Dataset entries:
▬▬▬
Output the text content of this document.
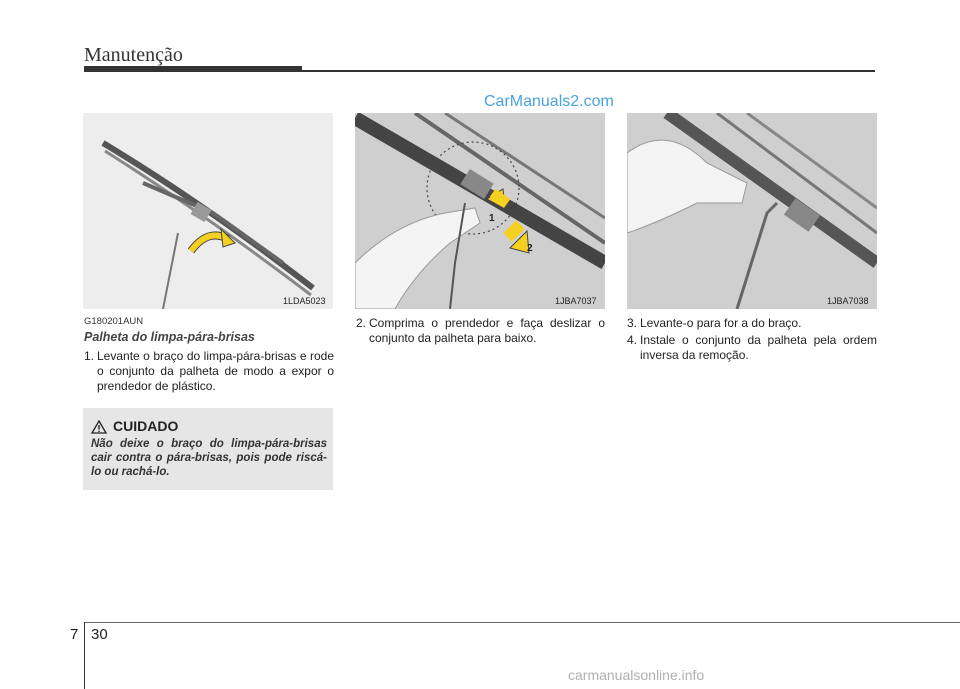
Manutenção
CarManuals2.com
1LDA5023
1
2
1JBA7037	1JBA7038
G180201AUN
Palheta do limpa-pára-brisas
1. Levante o braço do limpa-pára-brisas e rode o conjunto da palheta de modo a expor o prendedor de plástico.
2. Comprima o prendedor e faça deslizar o conjunto da palheta para baixo.
3. Levante-o para for a do braço.
4. Instale o conjunto da palheta pela ordem inversa da remoção.
CUIDADO
Não deixe o braço do limpa-pára-brisas cair contra o pára-brisas, pois pode riscá-lo ou rachá-lo.
7 30
carmanualsonline.info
▬▬▬
## Instructions for the task
Your task is to copy the entries in full and exactly, without any images.

## Written response
Output the text content of this document.
Manutenção
CarManuals2.com
1LDA5023
1
2
1JBA7037	1JBA7038
G180201AUN
Palheta do limpa-pára-brisas
1. Levante o braço do limpa-pára-brisas e rode o conjunto da palheta de modo a expor o prendedor de plástico.
2. Comprima o prendedor e faça deslizar o conjunto da palheta para baixo.
3. Levante-o para for a do braço.
4. Instale o conjunto da palheta pela ordem inversa da remoção.
CUIDADO
Não deixe o braço do limpa-pára-brisas cair contra o pára-brisas, pois pode riscá-lo ou rachá-lo.
7 30
carmanualsonline.info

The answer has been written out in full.